Source:
□ □ □ □

Sub-section 83(8) of the Act reads:-
"(8) In considering the need referred to in sub-paragraph (6)(e)(ii), the Tribunal shall have regard only to -
(a) the nature of the community to be served in pursuance of the licence;
(b) the diversity of the interests of that community; and
(c) the nature of the broadcasting and television services of which satisfactory reception is being obtained by that community".
Sub-section 83(8A) of the Act provides:
"(8A) The Tribunal shall, as soon as practicable after making a determination under paragraph (6)(e) -
(a) inform the applicant and the Minister, by notice in writing, of the determination and the reasons for the determination; and
(b) make a recommendation in writing to the Minister that he invite applications for a licence for a commercial broadcasting station or a commercial television station, as the case requires, to serve the area that would have been served in pursuance of the supplementary licence".
To enable the Tribunal to decide the issues before it it was necessary for it to construe the relevant sections of the Act and in particular paragraph (e) of sub-section (6), under which it is the Tribunal's duty to determine a number of matters. The dictionary meanings of "determine" include "to settle or decide", "to come to a judicial decision; to decide". (Shorter Oxford English Dictionary). The word "determines" in sub-section (6) is, I think, properly to be construed as "decides".
The language of the statute referring to the existing station is to be contrasted with that referring to an additional station. The former speaks of "the need for the commercial viability" of the existing station and the latter refers to the question whether an additional station is "reasonably likely to be commercially viable". The Tribunal must have "due regard to the need for the commercial viability" of the one, in determining whether the other is "reasonably likely to be commercially viable" during the relevant period. As the requirements of sub-paragraphs (e)(i) and (ii) are cumulative, unless the Tribunal determines that an additional station is reasonably likely to be commercially viable, within the meaning of sub-paragraph (e)(i), the applicant is entitled to the grant of a supplementary licence.
If the Tribunal so determines that an additional station is reasonably likely to be commercially viable, it is required to consider the matters set out in sub-paragraph (e)(ii)(A) and (B). The latter requires the Tribunal to consider whether there is a concentration of ownership which it characterises as "undue". Having considered the matters set out in sub-paragraph (e)(ii)(A) and (B), the Tribunal is required to determine that "it is in the public interest" that applications for a licence for an additional station should be invited.

□ □ □ □

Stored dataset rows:
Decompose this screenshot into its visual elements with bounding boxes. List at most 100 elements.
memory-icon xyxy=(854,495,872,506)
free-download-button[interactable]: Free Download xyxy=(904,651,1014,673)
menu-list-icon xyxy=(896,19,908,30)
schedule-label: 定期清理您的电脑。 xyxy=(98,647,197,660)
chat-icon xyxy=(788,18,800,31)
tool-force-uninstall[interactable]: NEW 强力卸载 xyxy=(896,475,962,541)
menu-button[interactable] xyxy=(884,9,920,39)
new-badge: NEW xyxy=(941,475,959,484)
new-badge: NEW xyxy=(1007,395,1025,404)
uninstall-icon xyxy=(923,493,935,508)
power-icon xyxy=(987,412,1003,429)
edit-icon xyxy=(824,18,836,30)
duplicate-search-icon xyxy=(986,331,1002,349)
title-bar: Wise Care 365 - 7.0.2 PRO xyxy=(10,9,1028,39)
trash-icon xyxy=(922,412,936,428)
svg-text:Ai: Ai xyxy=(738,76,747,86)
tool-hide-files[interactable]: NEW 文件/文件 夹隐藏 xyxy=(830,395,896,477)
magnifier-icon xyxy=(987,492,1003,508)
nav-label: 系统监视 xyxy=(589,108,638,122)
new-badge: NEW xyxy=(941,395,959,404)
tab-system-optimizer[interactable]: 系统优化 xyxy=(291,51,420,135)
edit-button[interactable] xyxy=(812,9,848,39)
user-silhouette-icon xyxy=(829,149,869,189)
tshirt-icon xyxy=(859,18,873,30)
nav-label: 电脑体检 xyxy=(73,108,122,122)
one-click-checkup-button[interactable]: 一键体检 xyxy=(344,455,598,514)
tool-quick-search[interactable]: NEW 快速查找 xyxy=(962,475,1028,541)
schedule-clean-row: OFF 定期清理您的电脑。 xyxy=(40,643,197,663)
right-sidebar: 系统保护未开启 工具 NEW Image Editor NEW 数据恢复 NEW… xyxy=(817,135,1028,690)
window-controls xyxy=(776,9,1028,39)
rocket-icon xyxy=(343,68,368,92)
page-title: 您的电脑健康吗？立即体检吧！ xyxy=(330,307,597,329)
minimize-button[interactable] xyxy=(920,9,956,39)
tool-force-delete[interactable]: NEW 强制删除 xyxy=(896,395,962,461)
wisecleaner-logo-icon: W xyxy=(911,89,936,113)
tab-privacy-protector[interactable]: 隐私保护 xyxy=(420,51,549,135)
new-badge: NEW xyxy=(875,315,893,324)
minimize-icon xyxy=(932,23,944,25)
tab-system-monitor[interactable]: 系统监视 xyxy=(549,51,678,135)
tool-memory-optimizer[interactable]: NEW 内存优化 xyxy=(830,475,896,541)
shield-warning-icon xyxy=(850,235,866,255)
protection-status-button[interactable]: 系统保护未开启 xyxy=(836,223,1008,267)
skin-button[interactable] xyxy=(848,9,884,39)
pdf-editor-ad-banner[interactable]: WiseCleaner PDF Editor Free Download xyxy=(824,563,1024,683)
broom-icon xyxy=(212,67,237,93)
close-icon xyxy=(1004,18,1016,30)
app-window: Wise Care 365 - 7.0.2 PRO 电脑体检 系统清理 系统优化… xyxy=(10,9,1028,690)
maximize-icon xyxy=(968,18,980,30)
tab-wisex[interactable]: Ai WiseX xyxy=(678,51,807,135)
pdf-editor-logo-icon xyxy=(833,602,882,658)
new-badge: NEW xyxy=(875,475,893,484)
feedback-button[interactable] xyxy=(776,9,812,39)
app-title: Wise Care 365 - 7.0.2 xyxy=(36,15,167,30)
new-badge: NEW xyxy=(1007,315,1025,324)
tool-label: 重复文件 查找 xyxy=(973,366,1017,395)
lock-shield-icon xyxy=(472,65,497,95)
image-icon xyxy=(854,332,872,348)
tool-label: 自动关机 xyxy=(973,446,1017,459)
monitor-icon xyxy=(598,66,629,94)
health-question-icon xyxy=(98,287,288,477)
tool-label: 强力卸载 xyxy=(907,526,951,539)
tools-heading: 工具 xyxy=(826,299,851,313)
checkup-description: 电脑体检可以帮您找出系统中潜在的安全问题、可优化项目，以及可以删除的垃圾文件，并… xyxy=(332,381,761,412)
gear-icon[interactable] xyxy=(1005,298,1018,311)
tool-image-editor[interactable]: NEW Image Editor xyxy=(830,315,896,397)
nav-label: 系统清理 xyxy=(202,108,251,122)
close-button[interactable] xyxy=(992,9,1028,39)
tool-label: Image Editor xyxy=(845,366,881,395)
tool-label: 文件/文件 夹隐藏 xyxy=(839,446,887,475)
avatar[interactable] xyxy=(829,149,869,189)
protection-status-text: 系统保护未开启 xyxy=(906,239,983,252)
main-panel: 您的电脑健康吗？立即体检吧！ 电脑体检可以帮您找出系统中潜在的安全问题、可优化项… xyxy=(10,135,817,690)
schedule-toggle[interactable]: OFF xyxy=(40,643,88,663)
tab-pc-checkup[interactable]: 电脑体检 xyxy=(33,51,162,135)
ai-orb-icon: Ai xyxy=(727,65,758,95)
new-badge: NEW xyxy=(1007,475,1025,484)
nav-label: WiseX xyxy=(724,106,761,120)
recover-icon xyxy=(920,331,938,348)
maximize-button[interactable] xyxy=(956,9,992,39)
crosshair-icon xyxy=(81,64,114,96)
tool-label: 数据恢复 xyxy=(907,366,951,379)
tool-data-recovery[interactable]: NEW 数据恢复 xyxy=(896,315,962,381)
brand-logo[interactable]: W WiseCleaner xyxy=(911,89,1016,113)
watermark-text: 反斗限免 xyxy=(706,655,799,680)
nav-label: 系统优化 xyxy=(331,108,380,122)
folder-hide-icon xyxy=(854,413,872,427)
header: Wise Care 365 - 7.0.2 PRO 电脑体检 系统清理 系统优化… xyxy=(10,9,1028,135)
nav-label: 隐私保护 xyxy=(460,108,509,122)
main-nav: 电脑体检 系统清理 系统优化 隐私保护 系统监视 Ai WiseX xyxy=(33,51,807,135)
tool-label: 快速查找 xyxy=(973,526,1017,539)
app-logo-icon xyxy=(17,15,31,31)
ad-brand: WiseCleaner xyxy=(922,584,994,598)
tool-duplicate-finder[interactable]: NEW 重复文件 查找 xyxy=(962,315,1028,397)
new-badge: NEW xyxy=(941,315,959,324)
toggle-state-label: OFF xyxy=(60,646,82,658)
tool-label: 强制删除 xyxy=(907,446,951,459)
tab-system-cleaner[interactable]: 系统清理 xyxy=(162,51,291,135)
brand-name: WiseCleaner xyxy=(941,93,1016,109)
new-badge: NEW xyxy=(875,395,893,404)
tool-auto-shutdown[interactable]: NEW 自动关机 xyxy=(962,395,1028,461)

□ □ □ □

Short problem 1: Which dictionary does the judgment excerpt cite for the meanings of "determine"?
Short problem 2: State whether each statement agrees with the judgment excerpt, answering yes or no and quoting the deciding words: (a) Under sub-section 83(8A), the Tribunal must notify the applicant and the Minister of its determination in writing. (b) The word "determines" in sub-section (6) is construed as "recommends". (c) The requirements of sub-paragraphs (e)(i) and (ii) are alternatives to each other.
Short problem 3: Carry on the judgment excerpt on the broadcasting licence provisions from the point where it stops.
The rows are not required for any of these tasks.

Final result 1: The Shorter Oxford English Dictionary.

Final result 2:
(a) Yes: "inform the applicant and the Minister, by notice in writing, of the determination and the reasons for the determination"
(b) No: "The word "determines" in sub-section (6) is, I think, properly to be construed as "decides"."
(c) No: "the requirements of sub-paragraphs (e)(i) and (ii) are cumulative"

Final result 3:
The Tribunal held a public inquiry into the application for a supplementary licence, occupying 24 hearing days between July 1985 and February 1986. Three companies, other than the applicant, made submissions to the inquiry objecting to the grant of the licence, and each was given leave to participate in the hearing as a party. The Tribunal said of them -
"in summary, each of the parties contended that an additional FM station to serve the Mildura area would be commercially viable and in the public interest, and each put forward a model for an additional station to support this contention".
One of these companies, Murray River FM Ltd (MRFM), sought and obtained leave from Woodward J. on 17 December 1986 to be added as a respondent to the present application, and thereafter took a full part in the hearing.
In its report, after stating its interpretation of "commercial viability", the Tribunal said:-
"1.17 In order to assess commercial viability in this report therefore the Tribunal has had regard to projected revenue and expenditure levels of 3MA and potential independent stations. In doing so it has taken the view that the future commercial viability of an existing station cannot be assessed by having regard exclusively to the type and level of service currently provided by that station and the level of expenditure presently undertaken by the licensee in relation to that service.
1.18 Consequently, in considering the need for the commercial viability of 3MA, the Tribunal has taken into account, amongst other things, possible changes to 3MA's service and expenditure in the face of competition from an independent service.
1.19 ... As previously stated this report focuses upon the potential viability of an independent station and its effect on theiiiii ongoing viability of 3MA".
The Tribunal noted that each of the three objectors said that it would seek the grant of an additional FM licence if the grant of a supplementary licence were refused. The Tribunal then examined in detail the respective services which each proposed for the Mildura area. It summarised the differences between the various proposals as follows:-
"3.56 ... Briefly 3MA propose that the supplementary station would be a primarily music orientated 24 hour service set up as an automated system from midnight to 6am and on weekends. Models of independent stations are for a conventional small region radio station put forward by CBS, a composite commercial/community radio station advanced by MNG and MRFM's proposal for an automated station which would eventually be part of a satellite-fed network".
The Tribunal then turned to consider in detail "the various aspects of existing and proposed broadcasting services and the levels of service which might be able to be delivered, in the light of the models of service outlined. All analysis is based on the assumption of 3MA continuing to provide an AM service". It ended this consideration as follows:
"2.72 On balance therefore the Tribunal concludes that an independent FM station together with the continuation of 3MA albeit in modified form, would provide a commercial broadcasting service to the Mildura area which is more likely to accord with the public interest than a supplementary service provided by Sunraysia Broadcasters in tandem with 3MA".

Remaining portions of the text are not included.